┌─ Available records

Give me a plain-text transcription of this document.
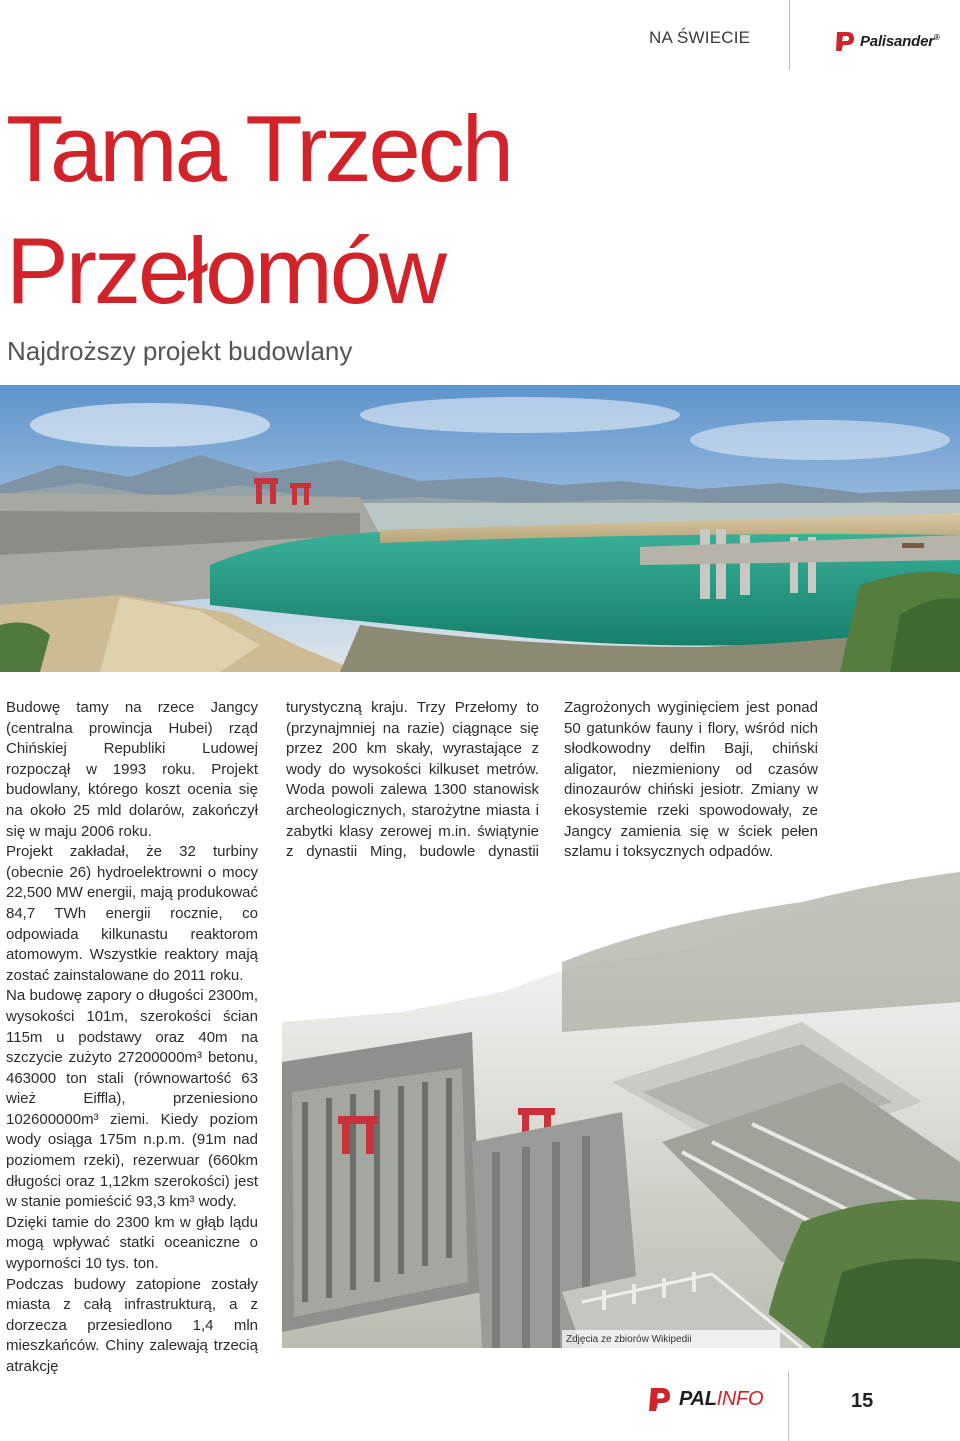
NA ŚWIECIE	Palisander®
Tama Trzech
Przełomów
Najdroższy projekt budowlany

Budowę tamy na rzece Jangcy (centralna prowincja Hubei) rząd Chińskiej Republiki Ludowej rozpoczął w 1993 roku. Projekt budowlany, którego koszt ocenia się na około 25 mld dolarów, zakończył się w maju 2006 roku.

Projekt zakładał, że 32 turbiny (obecnie 26) hydroelektrowni o mocy 22,500 MW energii, mają produkować 84,7 TWh energii rocznie, co odpowiada kilkunastu reaktorom atomowym. Wszystkie reaktory mają zostać zainstalowane do 2011 roku.

Na budowę zapory o długości 2300m, wysokości 101m, szerokości ścian 115m u podstawy oraz 40m na szczycie zużyto 27200000m³ betonu, 463000 ton stali (równowartość 63 wież Eiffla), przeniesiono 102600000m³ ziemi. Kiedy poziom wody osiąga 175m n.p.m. (91m nad poziomem rzeki), rezerwuar (660km długości oraz 1,12km szerokości) jest w stanie pomieścić 93,3 km³ wody.

Dzięki tamie do 2300 km w głąb lądu mogą wpływać statki oceaniczne o wyporności 10 tys. ton.

Podczas budowy zatopione zostały miasta z całą infrastrukturą, a z dorzecza przesiedlono 1,4 mln mieszkańców. Chiny zalewają trzecią atrakcję

turystyczną kraju. Trzy Przełomy to (przynajmniej na razie) ciągnące się przez 200 km skały, wyrastające z wody do wysokości kilkuset metrów. Woda powoli zalewa 1300 stanowisk archeologicznych, starożytne miasta i zabytki klasy zerowej m.in. świątynie z dynastii Ming, budowle dynastii

Zagrożonych wyginięciem jest ponad 50 gatunków fauny i flory, wśród nich słodkowodny delfin Baji, chiński aligator, niezmieniony od czasów dinozaurów chiński jesiotr. Zmiany w ekosystemie rzeki spowodowały, ze Jangcy zamienia się w ściek pełen szlamu i toksycznych odpadów.

Zdjęcia ze zbiorów Wikipedii
PALINFO	15
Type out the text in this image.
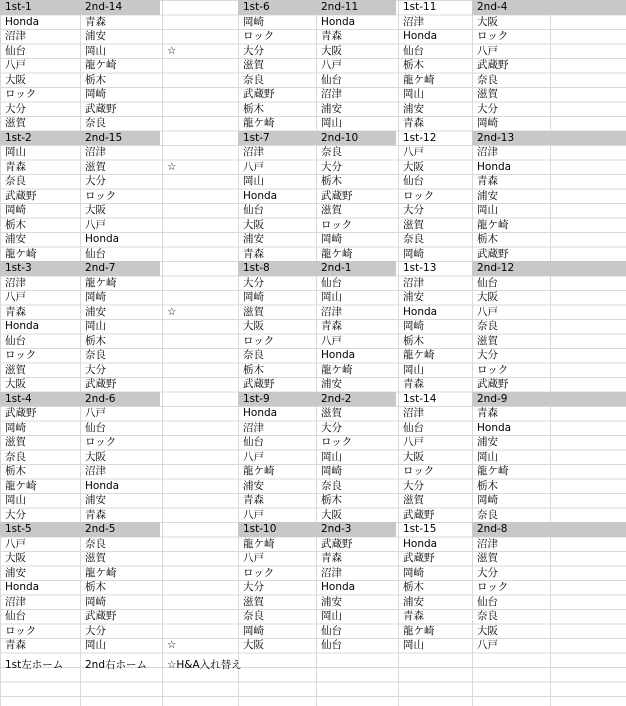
1st-1	2nd-14
Honda	青森
沼津	浦安
仙台	岡山	☆
八戸	龍ケ崎
大阪	栃木
ロック	岡崎
大分	武蔵野
滋賀	奈良
1st-6	2nd-11
岡崎	Honda
ロック	青森
大分	大阪
滋賀	八戸
奈良	仙台
武蔵野	沼津
栃木	浦安
龍ケ崎	岡山
1st-11	2nd-4
沼津	大阪
Honda	ロック
仙台	八戸
栃木	武蔵野
龍ケ崎	奈良
岡山	滋賀
浦安	大分
青森	岡崎
1st-2	2nd-15
岡山	沼津
青森	滋賀	☆
奈良	大分
武蔵野	ロック
岡崎	大阪
栃木	八戸
浦安	Honda
龍ケ崎	仙台
1st-7	2nd-10
沼津	奈良
八戸	大分
岡山	栃木
Honda	武蔵野
仙台	滋賀
大阪	ロック
浦安	岡崎
青森	龍ケ崎
1st-12	2nd-13
八戸	沼津
大阪	Honda
仙台	青森
ロック	浦安
大分	岡山
滋賀	龍ケ崎
奈良	栃木
岡崎	武蔵野
1st-3	2nd-7
沼津	龍ケ崎
八戸	岡崎
青森	浦安	☆
Honda	岡山
仙台	栃木
ロック	奈良
滋賀	大分
大阪	武蔵野
1st-8	2nd-1
大分	仙台
岡崎	岡山
滋賀	沼津
大阪	青森
ロック	八戸
奈良	Honda
栃木	龍ケ崎
武蔵野	浦安
1st-13	2nd-12
沼津	仙台
浦安	大阪
Honda	八戸
岡崎	奈良
栃木	滋賀
龍ケ崎	大分
岡山	ロック
青森	武蔵野
1st-4	2nd-6
武蔵野	八戸
岡崎	仙台
滋賀	ロック
奈良	大阪
栃木	沼津
龍ケ崎	Honda
岡山	浦安
大分	青森
1st-9	2nd-2
Honda	滋賀
沼津	大分
仙台	ロック
八戸	岡山
龍ケ崎	岡崎
浦安	奈良
青森	栃木
八戸	大阪
1st-14	2nd-9
沼津	青森
仙台	Honda
八戸	浦安
大阪	岡山
ロック	龍ケ崎
大分	栃木
滋賀	岡崎
武蔵野	奈良
1st-5	2nd-5
八戸	奈良
大阪	滋賀
浦安	龍ケ崎
Honda	栃木
沼津	岡崎
仙台	武蔵野
ロック	大分
青森	岡山	☆
1st-10	2nd-3
龍ケ崎	武蔵野
八戸	青森
ロック	沼津
大分	Honda
滋賀	浦安
奈良	岡山
岡崎	仙台
大阪	仙台
1st-15	2nd-8
Honda	沼津
武蔵野	滋賀
岡崎	大分
栃木	ロック
浦安	仙台
青森	奈良
龍ケ崎	大阪
岡山	八戸
1st左ホーム	2nd右ホーム	☆H&A入れ替え
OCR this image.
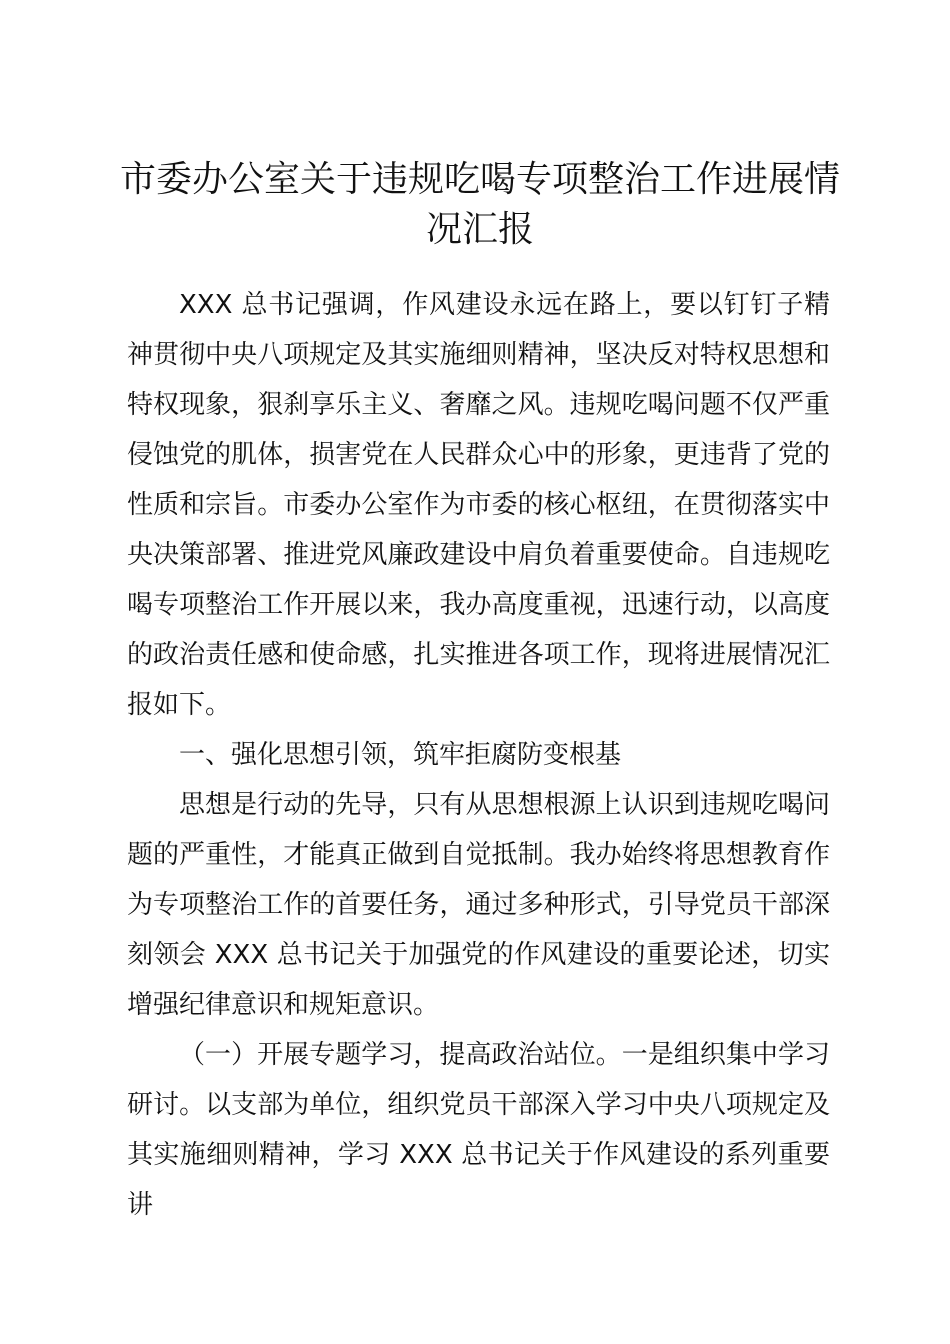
市委办公室关于违规吃喝专项整治工作进展情况汇报

XXX 总书记强调，作风建设永远在路上，要以钉钉子精神贯彻中央八项规定及其实施细则精神，坚决反对特权思想和特权现象，狠刹享乐主义、奢靡之风。违规吃喝问题不仅严重侵蚀党的肌体，损害党在人民群众心中的形象，更违背了党的性质和宗旨。市委办公室作为市委的核心枢纽，在贯彻落实中央决策部署、推进党风廉政建设中肩负着重要使命。自违规吃喝专项整治工作开展以来，我办高度重视，迅速行动，以高度的政治责任感和使命感，扎实推进各项工作，现将进展情况汇报如下。

一、强化思想引领，筑牢拒腐防变根基

思想是行动的先导，只有从思想根源上认识到违规吃喝问题的严重性，才能真正做到自觉抵制。我办始终将思想教育作为专项整治工作的首要任务，通过多种形式，引导党员干部深刻领会 XXX 总书记关于加强党的作风建设的重要论述，切实增强纪律意识和规矩意识。

（一）开展专题学习，提高政治站位。一是组织集中学习研讨。以支部为单位，组织党员干部深入学习中央八项规定及其实施细则精神，学习 XXX 总书记关于作风建设的系列重要讲
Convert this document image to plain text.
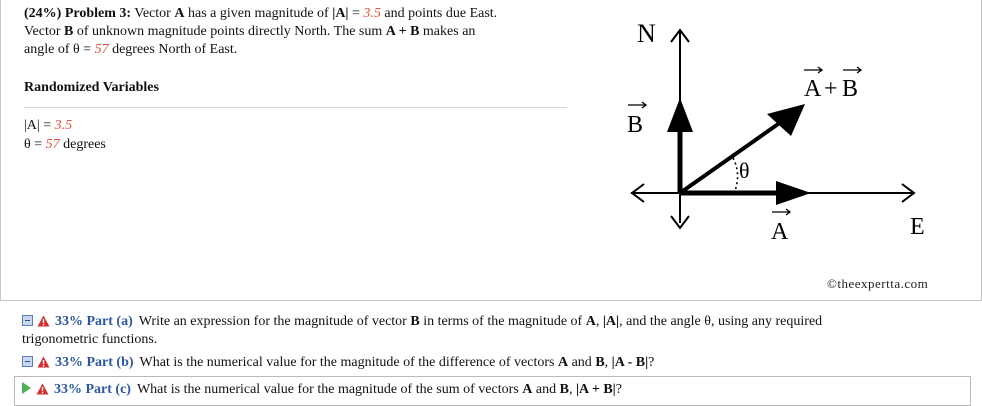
(24%) Problem 3: Vector A has a given magnitude of |A| = 3.5 and points due East.
Vector B of unknown magnitude points directly North. The sum A + B makes an
angle of θ = 57 degrees North of East.
Randomized Variables
|A| = 3.5
θ = 57 degrees
N
E
B
A
θ
A + B
©theexpertta.com
33% Part (a) Write an expression for the magnitude of vector B in terms of the magnitude of A, |A|, and the angle θ, using any required
trigonometric functions.
33% Part (b) What is the numerical value for the magnitude of the difference of vectors A and B, |A - B|?
33% Part (c) What is the numerical value for the magnitude of the sum of vectors A and B, |A + B|?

└─

Skip the pictures; extract only the lines from the line with "Convert this document image to plain text." through the final line of the material, exactly as they appear.

Convert this document image to plain text.
(24%) Problem 3: Vector A has a given magnitude of |A| = 3.5 and points due East.
Vector B of unknown magnitude points directly North. The sum A + B makes an
angle of θ = 57 degrees North of East.
Randomized Variables
|A| = 3.5
θ = 57 degrees
N
E
B
A
θ
A + B
©theexpertta.com
33% Part (a) Write an expression for the magnitude of vector B in terms of the magnitude of A, |A|, and the angle θ, using any required
trigonometric functions.
33% Part (b) What is the numerical value for the magnitude of the difference of vectors A and B, |A - B|?
33% Part (c) What is the numerical value for the magnitude of the sum of vectors A and B, |A + B|?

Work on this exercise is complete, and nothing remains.